Take the material below and write it all out again exactly.

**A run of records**
....

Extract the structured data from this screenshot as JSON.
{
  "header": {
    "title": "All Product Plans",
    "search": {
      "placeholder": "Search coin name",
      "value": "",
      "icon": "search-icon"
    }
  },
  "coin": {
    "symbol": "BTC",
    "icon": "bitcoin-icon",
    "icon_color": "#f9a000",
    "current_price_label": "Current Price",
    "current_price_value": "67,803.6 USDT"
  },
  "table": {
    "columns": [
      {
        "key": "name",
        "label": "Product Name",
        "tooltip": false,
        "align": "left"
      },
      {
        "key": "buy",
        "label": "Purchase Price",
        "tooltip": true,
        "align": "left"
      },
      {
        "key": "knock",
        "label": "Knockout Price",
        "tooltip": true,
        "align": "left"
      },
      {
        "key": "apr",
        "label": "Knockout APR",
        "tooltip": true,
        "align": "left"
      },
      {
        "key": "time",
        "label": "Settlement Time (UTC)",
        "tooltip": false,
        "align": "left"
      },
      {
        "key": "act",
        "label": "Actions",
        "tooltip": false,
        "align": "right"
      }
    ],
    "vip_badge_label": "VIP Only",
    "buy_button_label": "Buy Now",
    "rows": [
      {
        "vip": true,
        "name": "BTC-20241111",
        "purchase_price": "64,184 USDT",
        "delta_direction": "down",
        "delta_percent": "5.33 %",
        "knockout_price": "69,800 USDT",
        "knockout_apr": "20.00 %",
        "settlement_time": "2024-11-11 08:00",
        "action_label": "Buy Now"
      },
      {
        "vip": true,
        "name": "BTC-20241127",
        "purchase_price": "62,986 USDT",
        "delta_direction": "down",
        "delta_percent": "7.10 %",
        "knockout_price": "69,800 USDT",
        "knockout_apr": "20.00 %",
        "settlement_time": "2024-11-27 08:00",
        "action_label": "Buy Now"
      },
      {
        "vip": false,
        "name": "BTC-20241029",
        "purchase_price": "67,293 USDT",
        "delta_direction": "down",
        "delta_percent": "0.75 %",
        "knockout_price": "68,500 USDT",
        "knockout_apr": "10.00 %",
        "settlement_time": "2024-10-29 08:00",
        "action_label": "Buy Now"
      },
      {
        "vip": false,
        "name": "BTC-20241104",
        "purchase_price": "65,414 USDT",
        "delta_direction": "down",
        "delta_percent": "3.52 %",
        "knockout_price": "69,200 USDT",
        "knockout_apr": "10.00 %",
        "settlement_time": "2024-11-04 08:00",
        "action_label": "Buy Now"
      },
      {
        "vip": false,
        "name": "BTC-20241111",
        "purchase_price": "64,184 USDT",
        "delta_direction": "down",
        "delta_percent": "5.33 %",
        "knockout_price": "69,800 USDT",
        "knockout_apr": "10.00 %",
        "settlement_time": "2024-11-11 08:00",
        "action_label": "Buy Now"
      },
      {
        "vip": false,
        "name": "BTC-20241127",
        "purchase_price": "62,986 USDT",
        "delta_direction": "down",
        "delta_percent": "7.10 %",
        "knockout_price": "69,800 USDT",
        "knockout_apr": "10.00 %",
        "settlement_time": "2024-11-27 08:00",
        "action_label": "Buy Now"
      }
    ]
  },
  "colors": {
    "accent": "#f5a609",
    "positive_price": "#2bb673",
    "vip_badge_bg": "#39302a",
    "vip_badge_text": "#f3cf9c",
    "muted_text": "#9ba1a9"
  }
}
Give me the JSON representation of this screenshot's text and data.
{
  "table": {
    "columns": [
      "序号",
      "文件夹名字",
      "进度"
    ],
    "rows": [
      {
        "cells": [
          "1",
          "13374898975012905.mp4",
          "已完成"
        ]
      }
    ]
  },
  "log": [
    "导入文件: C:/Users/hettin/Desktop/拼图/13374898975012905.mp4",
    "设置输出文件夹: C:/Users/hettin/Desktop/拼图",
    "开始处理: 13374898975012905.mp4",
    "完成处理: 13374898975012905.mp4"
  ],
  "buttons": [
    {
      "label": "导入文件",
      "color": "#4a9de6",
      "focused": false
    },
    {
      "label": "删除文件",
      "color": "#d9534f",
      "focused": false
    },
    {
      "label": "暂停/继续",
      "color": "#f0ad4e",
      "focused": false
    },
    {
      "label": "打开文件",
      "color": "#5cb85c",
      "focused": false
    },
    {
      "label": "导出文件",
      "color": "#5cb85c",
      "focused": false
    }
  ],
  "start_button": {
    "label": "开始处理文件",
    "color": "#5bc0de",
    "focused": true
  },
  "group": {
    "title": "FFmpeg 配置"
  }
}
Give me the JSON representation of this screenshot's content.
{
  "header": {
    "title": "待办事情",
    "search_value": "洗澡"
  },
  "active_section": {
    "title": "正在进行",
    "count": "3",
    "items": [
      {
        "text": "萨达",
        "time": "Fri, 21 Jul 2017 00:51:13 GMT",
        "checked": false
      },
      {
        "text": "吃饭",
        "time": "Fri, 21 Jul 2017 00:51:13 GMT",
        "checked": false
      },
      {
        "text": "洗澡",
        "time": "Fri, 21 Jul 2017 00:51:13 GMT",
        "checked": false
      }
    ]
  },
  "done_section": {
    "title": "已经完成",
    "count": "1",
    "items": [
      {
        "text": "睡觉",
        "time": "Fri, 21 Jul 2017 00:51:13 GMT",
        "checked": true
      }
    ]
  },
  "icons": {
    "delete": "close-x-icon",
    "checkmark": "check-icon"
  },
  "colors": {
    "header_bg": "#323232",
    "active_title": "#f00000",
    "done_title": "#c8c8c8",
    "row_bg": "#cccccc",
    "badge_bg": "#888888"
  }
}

....

**Solution for this problem**
Extract the structured data from this screenshot as JSON.
{
  "header": {
    "title": "All Product Plans",
    "search": {
      "placeholder": "Search coin name",
      "value": "",
      "icon": "search-icon"
    }
  },
  "coin": {
    "symbol": "BTC",
    "icon": "bitcoin-icon",
    "icon_color": "#f9a000",
    "current_price_label": "Current Price",
    "current_price_value": "67,803.6 USDT"
  },
  "table": {
    "columns": [
      {
        "key": "name",
        "label": "Product Name",
        "tooltip": false,
        "align": "left"
      },
      {
        "key": "buy",
        "label": "Purchase Price",
        "tooltip": true,
        "align": "left"
      },
      {
        "key": "knock",
        "label": "Knockout Price",
        "tooltip": true,
        "align": "left"
      },
      {
        "key": "apr",
        "label": "Knockout APR",
        "tooltip": true,
        "align": "left"
      },
      {
        "key": "time",
        "label": "Settlement Time (UTC)",
        "tooltip": false,
        "align": "left"
      },
      {
        "key": "act",
        "label": "Actions",
        "tooltip": false,
        "align": "right"
      }
    ],
    "vip_badge_label": "VIP Only",
    "buy_button_label": "Buy Now",
    "rows": [
      {
        "vip": true,
        "name": "BTC-20241111",
        "purchase_price": "64,184 USDT",
        "delta_direction": "down",
        "delta_percent": "5.33 %",
        "knockout_price": "69,800 USDT",
        "knockout_apr": "20.00 %",
        "settlement_time": "2024-11-11 08:00",
        "action_label": "Buy Now"
      },
      {
        "vip": true,
        "name": "BTC-20241127",
        "purchase_price": "62,986 USDT",
        "delta_direction": "down",
        "delta_percent": "7.10 %",
        "knockout_price": "69,800 USDT",
        "knockout_apr": "20.00 %",
        "settlement_time": "2024-11-27 08:00",
        "action_label": "Buy Now"
      },
      {
        "vip": false,
        "name": "BTC-20241029",
        "purchase_price": "67,293 USDT",
        "delta_direction": "down",
        "delta_percent": "0.75 %",
        "knockout_price": "68,500 USDT",
        "knockout_apr": "10.00 %",
        "settlement_time": "2024-10-29 08:00",
        "action_label": "Buy Now"
      },
      {
        "vip": false,
        "name": "BTC-20241104",
        "purchase_price": "65,414 USDT",
        "delta_direction": "down",
        "delta_percent": "3.52 %",
        "knockout_price": "69,200 USDT",
        "knockout_apr": "10.00 %",
        "settlement_time": "2024-11-04 08:00",
        "action_label": "Buy Now"
      },
      {
        "vip": false,
        "name": "BTC-20241111",
        "purchase_price": "64,184 USDT",
        "delta_direction": "down",
        "delta_percent": "5.33 %",
        "knockout_price": "69,800 USDT",
        "knockout_apr": "10.00 %",
        "settlement_time": "2024-11-11 08:00",
        "action_label": "Buy Now"
      },
      {
        "vip": false,
        "name": "BTC-20241127",
        "purchase_price": "62,986 USDT",
        "delta_direction": "down",
        "delta_percent": "7.10 %",
        "knockout_price": "69,800 USDT",
        "knockout_apr": "10.00 %",
        "settlement_time": "2024-11-27 08:00",
        "action_label": "Buy Now"
      }
    ]
  },
  "colors": {
    "accent": "#f5a609",
    "positive_price": "#2bb673",
    "vip_badge_bg": "#39302a",
    "vip_badge_text": "#f3cf9c",
    "muted_text": "#9ba1a9"
  }
}
Give me the JSON representation of this screenshot's text and data.
{
  "table": {
    "columns": [
      "序号",
      "文件夹名字",
      "进度"
    ],
    "rows": [
      {
        "cells": [
          "1",
          "13374898975012905.mp4",
          "已完成"
        ]
      }
    ]
  },
  "log": [
    "导入文件: C:/Users/hettin/Desktop/拼图/13374898975012905.mp4",
    "设置输出文件夹: C:/Users/hettin/Desktop/拼图",
    "开始处理: 13374898975012905.mp4",
    "完成处理: 13374898975012905.mp4"
  ],
  "buttons": [
    {
      "label": "导入文件",
      "color": "#4a9de6",
      "focused": false
    },
    {
      "label": "删除文件",
      "color": "#d9534f",
      "focused": false
    },
    {
      "label": "暂停/继续",
      "color": "#f0ad4e",
      "focused": false
    },
    {
      "label": "打开文件",
      "color": "#5cb85c",
      "focused": false
    },
    {
      "label": "导出文件",
      "color": "#5cb85c",
      "focused": false
    }
  ],
  "start_button": {
    "label": "开始处理文件",
    "color": "#5bc0de",
    "focused": true
  },
  "group": {
    "title": "FFmpeg 配置"
  }
}
Give me the JSON representation of this screenshot's content.
{
  "header": {
    "title": "待办事情",
    "search_value": "洗澡"
  },
  "active_section": {
    "title": "正在进行",
    "count": "3",
    "items": [
      {
        "text": "萨达",
        "time": "Fri, 21 Jul 2017 00:51:13 GMT",
        "checked": false
      },
      {
        "text": "吃饭",
        "time": "Fri, 21 Jul 2017 00:51:13 GMT",
        "checked": false
      },
      {
        "text": "洗澡",
        "time": "Fri, 21 Jul 2017 00:51:13 GMT",
        "checked": false
      }
    ]
  },
  "done_section": {
    "title": "已经完成",
    "count": "1",
    "items": [
      {
        "text": "睡觉",
        "time": "Fri, 21 Jul 2017 00:51:13 GMT",
        "checked": true
      }
    ]
  },
  "icons": {
    "delete": "close-x-icon",
    "checkmark": "check-icon"
  },
  "colors": {
    "header_bg": "#323232",
    "active_title": "#f00000",
    "done_title": "#c8c8c8",
    "row_bg": "#cccccc",
    "badge_bg": "#888888"
  }
}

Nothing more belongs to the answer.